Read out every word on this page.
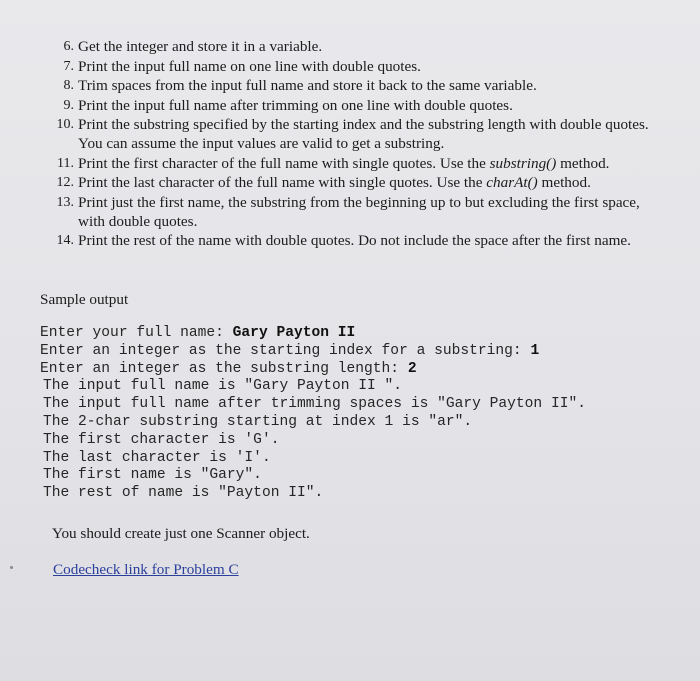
6. Get the integer and store it in a variable.
7. Print the input full name on one line with double quotes.
8. Trim spaces from the input full name and store it back to the same variable.
9. Print the input full name after trimming on one line with double quotes.
10. Print the substring specified by the starting index and the substring length with double quotes. You can assume the input values are valid to get a substring.
11. Print the first character of the full name with single quotes. Use the substring() method.
12. Print the last character of the full name with single quotes. Use the charAt() method.
13. Print just the first name, the substring from the beginning up to but excluding the first space, with double quotes.
14. Print the rest of the name with double quotes. Do not include the space after the first name.
Sample output
Enter your full name: Gary Payton II
Enter an integer as the starting index for a substring: 1
Enter an integer as the substring length: 2
The input full name is "Gary Payton II ".
The input full name after trimming spaces is "Gary Payton II".
The 2-char substring starting at index 1 is "ar".
The first character is 'G'.
The last character is 'I'.
The first name is "Gary".
The rest of name is "Payton II".
You should create just one Scanner object.
Codecheck link for Problem C
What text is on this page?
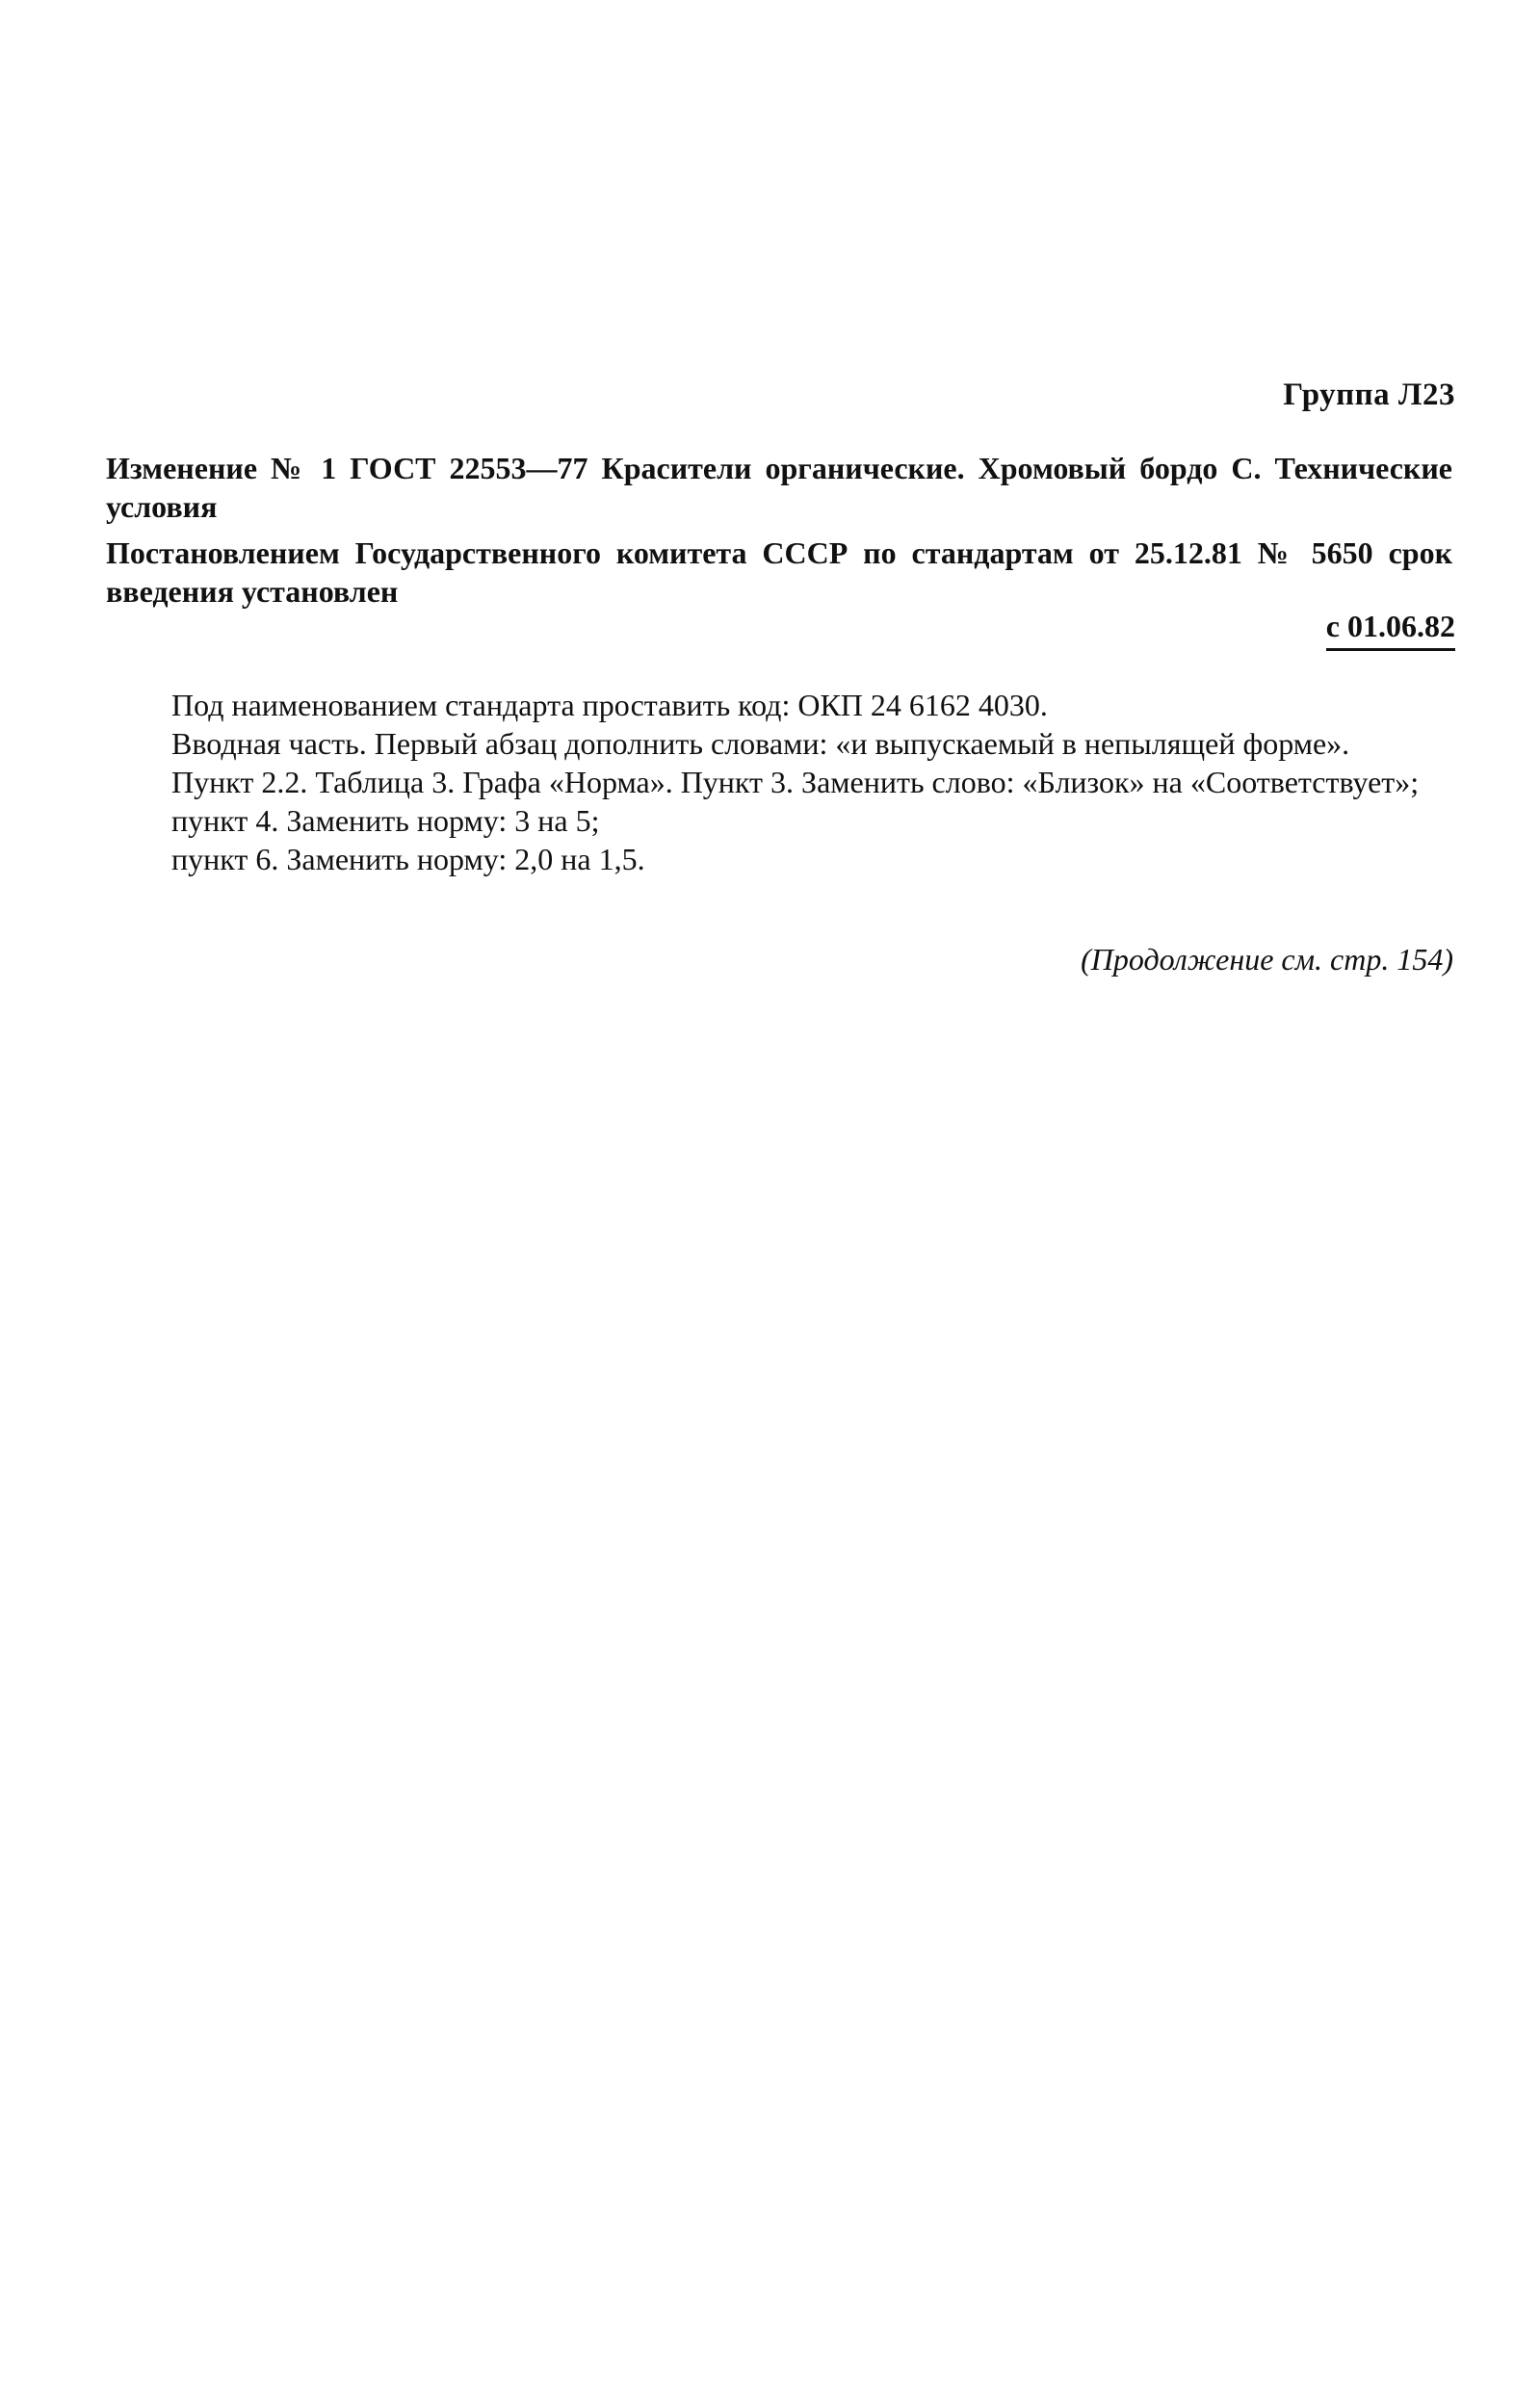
Группа Л23
Изменение № 1 ГОСТ 22553—77 Красители органические. Хромовый бордо С. Технические условия
Постановлением Государственного комитета СССР по стандартам от 25.12.81 № 5650 срок введения установлен
с 01.06.82

Под наименованием стандарта проставить код: ОКП 24 6162 4030.

Вводная часть. Первый абзац дополнить словами: «и выпускаемый в непылящей форме».

Пункт 2.2. Таблица 3. Графа «Норма». Пункт 3. Заменить слово: «Близок» на «Соответствует»;

пункт 4. Заменить норму: 3 на 5;

пункт 6. Заменить норму: 2,0 на 1,5.

(Продолжение см. стр. 154)
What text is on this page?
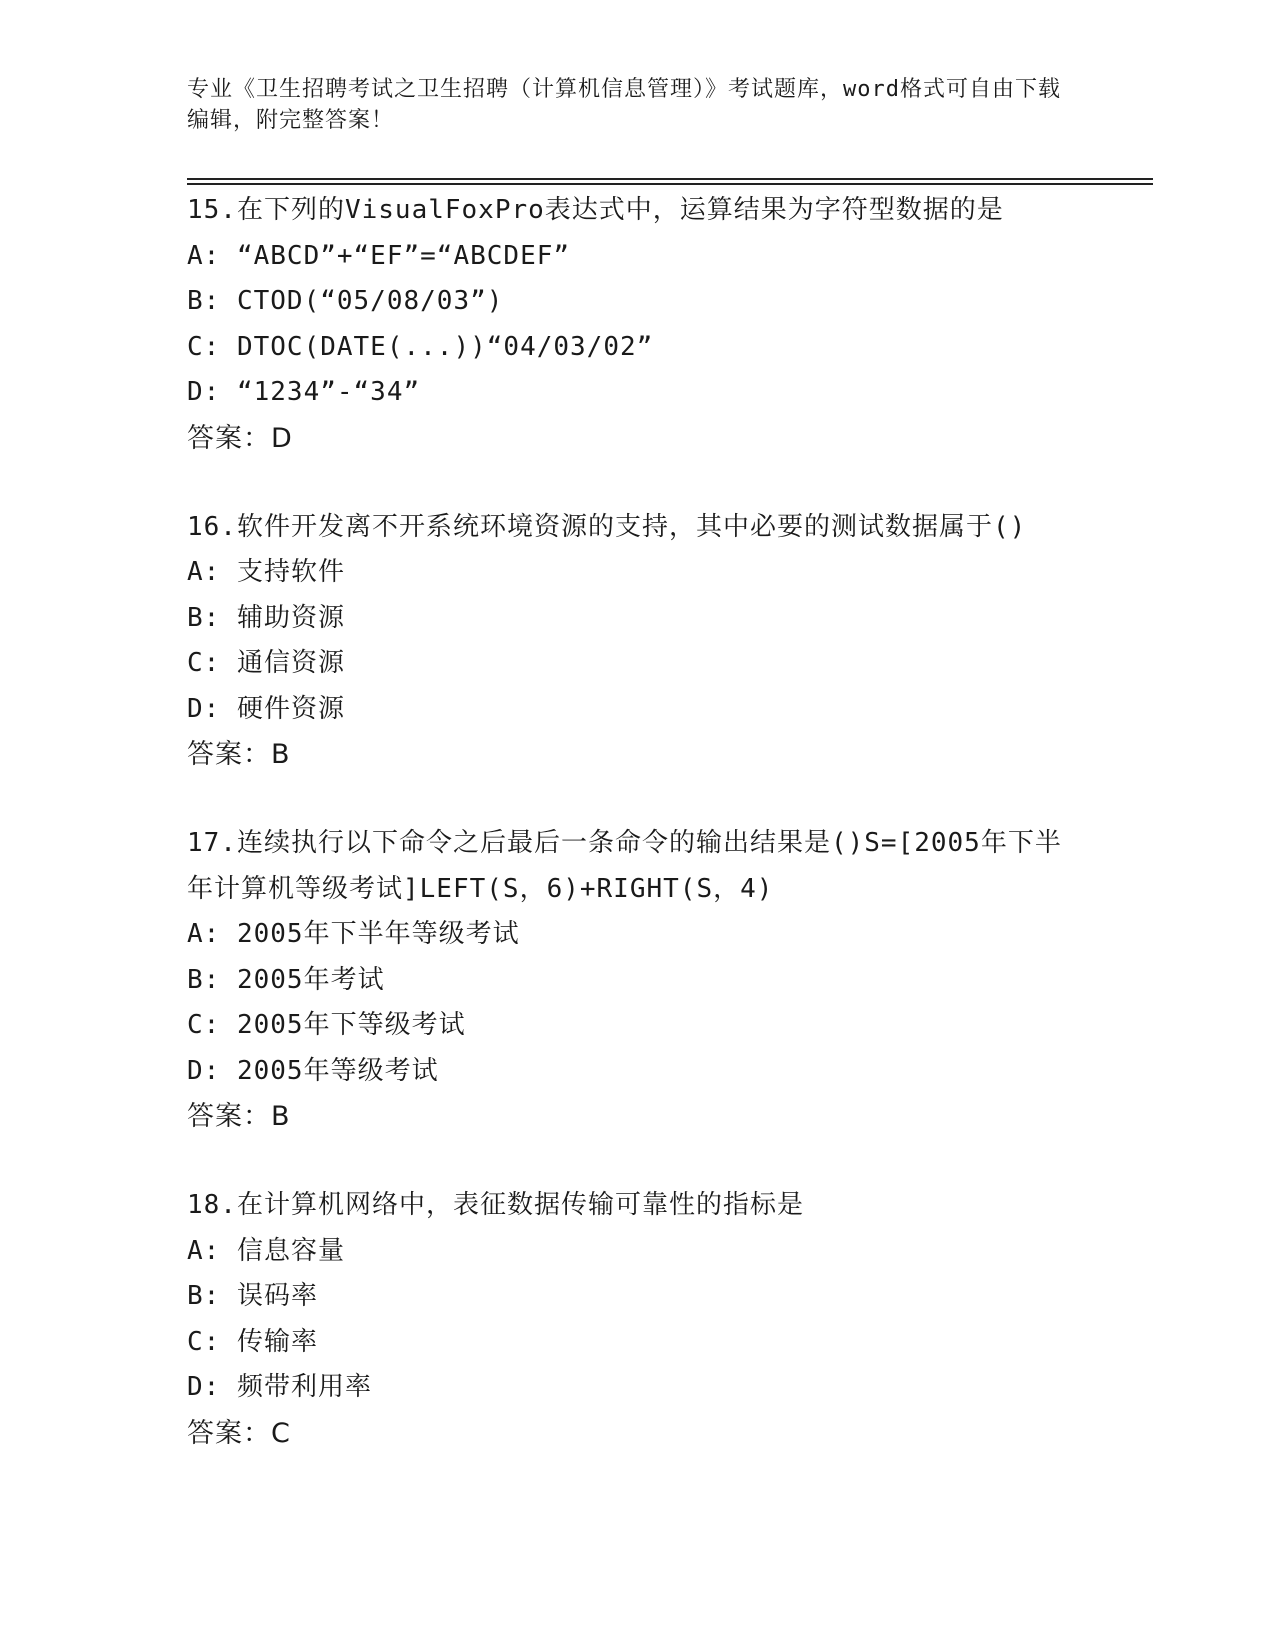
专业《卫生招聘考试之卫生招聘（计算机信息管理）》考试题库，word格式可自由下载编辑，附完整答案！
15.在下列的VisualFoxPro表达式中，运算结果为字符型数据的是
A: “ABCD”+“EF”=“ABCDEF”
B: CTOD(“05/08/03”)
C: DTOC(DATE(...))“04/03/02”
D: “1234”-“34”
答案：D
16.软件开发离不开系统环境资源的支持，其中必要的测试数据属于()
A: 支持软件
B: 辅助资源
C: 通信资源
D: 硬件资源
答案：B
17.连续执行以下命令之后最后一条命令的输出结果是()S=[2005年下半年计算机等级考试]LEFT(S，6)+RIGHT(S，4)
A: 2005年下半年等级考试
B: 2005年考试
C: 2005年下等级考试
D: 2005年等级考试
答案：B
18.在计算机网络中，表征数据传输可靠性的指标是
A: 信息容量
B: 误码率
C: 传输率
D: 频带利用率
答案：C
□ □ □ □ □
[Directions]: Write the records out once more, exactly as they appear, with no pictures.

[Result]:
Read out every word on this page.
6. Get the integer and store it in a variable.
7. Print the input full name on one line with double quotes.
8. Trim spaces from the input full name and store it back to the same variable.
9. Print the input full name after trimming on one line with double quotes.
10. Print the substring specified by the starting index and the substring length with double quotes. You can assume the input values are valid to get a substring.
11. Print the first character of the full name with single quotes. Use the substring() method.
12. Print the last character of the full name with single quotes. Use the charAt() method.
13. Print just the first name, the substring from the beginning up to but excluding the first space, with double quotes.
14. Print the rest of the name with double quotes. Do not include the space after the first name.
Sample output
Enter your full name: Gary Payton II
Enter an integer as the starting index for a substring: 1
Enter an integer as the substring length: 2
The input full name is "Gary Payton II ".
The input full name after trimming spaces is "Gary Payton II".
The 2-char substring starting at index 1 is "ar".
The first character is 'G'.
The last character is 'I'.
The first name is "Gary".
The rest of name is "Payton II".
You should create just one Scanner object.
Codecheck link for Problem C
What text is on this page?
Группа Л23
Изменение № 1 ГОСТ 22553—77 Красители органические. Хромовый бордо С. Технические условия
Постановлением Государственного комитета СССР по стандартам от 25.12.81 № 5650 срок введения установлен
с 01.06.82

Под наименованием стандарта проставить код: ОКП 24 6162 4030.

Вводная часть. Первый абзац дополнить словами: «и выпускаемый в непылящей форме».

Пункт 2.2. Таблица 3. Графа «Норма». Пункт 3. Заменить слово: «Близок» на «Соответствует»;

пункт 4. Заменить норму: 3 на 5;

пункт 6. Заменить норму: 2,0 на 1,5.

(Продолжение см. стр. 154)
What text is on this page?
专业《卫生招聘考试之卫生招聘（计算机信息管理）》考试题库，word格式可自由下载编辑，附完整答案！
15.在下列的VisualFoxPro表达式中，运算结果为字符型数据的是
A: “ABCD”+“EF”=“ABCDEF”
B: CTOD(“05/08/03”)
C: DTOC(DATE(...))“04/03/02”
D: “1234”-“34”
答案：D
16.软件开发离不开系统环境资源的支持，其中必要的测试数据属于()
A: 支持软件
B: 辅助资源
C: 通信资源
D: 硬件资源
答案：B
17.连续执行以下命令之后最后一条命令的输出结果是()S=[2005年下半年计算机等级考试]LEFT(S，6)+RIGHT(S，4)
A: 2005年下半年等级考试
B: 2005年考试
C: 2005年下等级考试
D: 2005年等级考试
答案：B
18.在计算机网络中，表征数据传输可靠性的指标是
A: 信息容量
B: 误码率
C: 传输率
D: 频带利用率
答案：C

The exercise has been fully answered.